> What you should do
Wherever the word "nyomja" appears in the entries, copy the whole line.

(Source records)

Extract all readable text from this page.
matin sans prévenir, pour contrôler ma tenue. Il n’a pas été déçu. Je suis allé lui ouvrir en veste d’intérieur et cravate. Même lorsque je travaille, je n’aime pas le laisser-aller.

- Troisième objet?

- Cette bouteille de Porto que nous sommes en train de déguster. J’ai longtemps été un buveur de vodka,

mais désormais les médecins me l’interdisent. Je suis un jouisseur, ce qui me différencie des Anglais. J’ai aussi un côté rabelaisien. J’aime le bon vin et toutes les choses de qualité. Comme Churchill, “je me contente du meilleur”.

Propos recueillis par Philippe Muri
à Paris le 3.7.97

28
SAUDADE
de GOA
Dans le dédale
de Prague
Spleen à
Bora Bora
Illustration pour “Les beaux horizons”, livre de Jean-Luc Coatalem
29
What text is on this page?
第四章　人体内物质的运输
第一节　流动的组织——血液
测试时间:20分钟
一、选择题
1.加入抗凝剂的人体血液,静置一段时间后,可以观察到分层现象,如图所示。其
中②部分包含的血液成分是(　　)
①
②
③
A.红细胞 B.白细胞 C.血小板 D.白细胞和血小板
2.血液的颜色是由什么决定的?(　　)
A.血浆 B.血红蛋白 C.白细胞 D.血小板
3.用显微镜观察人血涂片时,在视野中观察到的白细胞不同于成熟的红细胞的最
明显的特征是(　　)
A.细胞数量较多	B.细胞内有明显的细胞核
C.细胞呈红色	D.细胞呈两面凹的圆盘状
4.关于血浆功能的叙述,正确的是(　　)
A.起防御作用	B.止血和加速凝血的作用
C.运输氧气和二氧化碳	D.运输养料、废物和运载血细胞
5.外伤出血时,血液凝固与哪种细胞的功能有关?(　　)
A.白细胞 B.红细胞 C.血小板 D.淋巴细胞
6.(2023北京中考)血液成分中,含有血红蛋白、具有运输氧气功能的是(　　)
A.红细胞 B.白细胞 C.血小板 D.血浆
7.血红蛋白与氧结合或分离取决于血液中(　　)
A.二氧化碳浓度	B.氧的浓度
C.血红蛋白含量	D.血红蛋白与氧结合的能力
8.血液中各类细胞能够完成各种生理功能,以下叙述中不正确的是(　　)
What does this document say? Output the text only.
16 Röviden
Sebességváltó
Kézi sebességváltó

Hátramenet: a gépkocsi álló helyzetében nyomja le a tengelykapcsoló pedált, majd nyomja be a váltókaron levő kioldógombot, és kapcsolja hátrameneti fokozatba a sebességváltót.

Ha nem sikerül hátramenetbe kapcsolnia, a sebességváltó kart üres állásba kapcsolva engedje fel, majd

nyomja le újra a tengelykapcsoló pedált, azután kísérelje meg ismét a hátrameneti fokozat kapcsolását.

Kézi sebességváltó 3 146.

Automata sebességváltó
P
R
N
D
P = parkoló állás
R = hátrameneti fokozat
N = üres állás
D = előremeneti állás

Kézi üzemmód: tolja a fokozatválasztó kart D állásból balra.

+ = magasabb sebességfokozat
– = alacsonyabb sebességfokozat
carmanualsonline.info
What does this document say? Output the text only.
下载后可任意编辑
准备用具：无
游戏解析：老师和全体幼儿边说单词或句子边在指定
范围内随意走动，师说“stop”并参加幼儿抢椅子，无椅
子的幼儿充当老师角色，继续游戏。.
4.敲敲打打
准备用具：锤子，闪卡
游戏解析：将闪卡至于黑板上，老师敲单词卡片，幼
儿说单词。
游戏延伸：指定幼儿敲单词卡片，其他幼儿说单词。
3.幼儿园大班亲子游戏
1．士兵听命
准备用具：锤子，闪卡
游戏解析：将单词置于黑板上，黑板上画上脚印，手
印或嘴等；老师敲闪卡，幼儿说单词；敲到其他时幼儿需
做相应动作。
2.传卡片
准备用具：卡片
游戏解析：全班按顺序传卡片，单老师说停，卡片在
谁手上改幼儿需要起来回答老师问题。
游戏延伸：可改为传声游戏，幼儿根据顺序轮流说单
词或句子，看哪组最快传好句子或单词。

> Exercise response
Hátramenet: a gépkocsi álló helyzetében nyomja le a tengelykapcsoló pedált, majd nyomja be a váltókaron levő kioldógombot, és kapcsolja hátrameneti fokozatba a sebességváltót.
nyomja le újra a tengelykapcsoló pedált, azután kísérelje meg ismét a hátrameneti fokozat kapcsolását.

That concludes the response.